Begin DATA PROVIDED

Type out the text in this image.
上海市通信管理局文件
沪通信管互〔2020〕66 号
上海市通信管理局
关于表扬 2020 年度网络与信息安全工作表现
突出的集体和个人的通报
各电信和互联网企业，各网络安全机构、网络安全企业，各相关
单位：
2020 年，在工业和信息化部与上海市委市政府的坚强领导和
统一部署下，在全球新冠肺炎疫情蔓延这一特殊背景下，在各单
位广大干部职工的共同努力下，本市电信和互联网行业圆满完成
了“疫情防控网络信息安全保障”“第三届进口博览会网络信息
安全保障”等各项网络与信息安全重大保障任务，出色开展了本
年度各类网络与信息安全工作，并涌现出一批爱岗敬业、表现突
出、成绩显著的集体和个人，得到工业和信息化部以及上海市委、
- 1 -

End DATA PROVIDED

- **STATED TASK**
Type the material above out again, exactly.

- **SOLVED PROBLEM**
Type out the text in this image.
上海市通信管理局文件
沪通信管互〔2020〕66 号
上海市通信管理局
关于表扬 2020 年度网络与信息安全工作表现
突出的集体和个人的通报
各电信和互联网企业，各网络安全机构、网络安全企业，各相关
单位：
2020 年，在工业和信息化部与上海市委市政府的坚强领导和
统一部署下，在全球新冠肺炎疫情蔓延这一特殊背景下，在各单
位广大干部职工的共同努力下，本市电信和互联网行业圆满完成
了“疫情防控网络信息安全保障”“第三届进口博览会网络信息
安全保障”等各项网络与信息安全重大保障任务，出色开展了本
年度各类网络与信息安全工作，并涌现出一批爱岗敬业、表现突
出、成绩显著的集体和个人，得到工业和信息化部以及上海市委、
- 1 -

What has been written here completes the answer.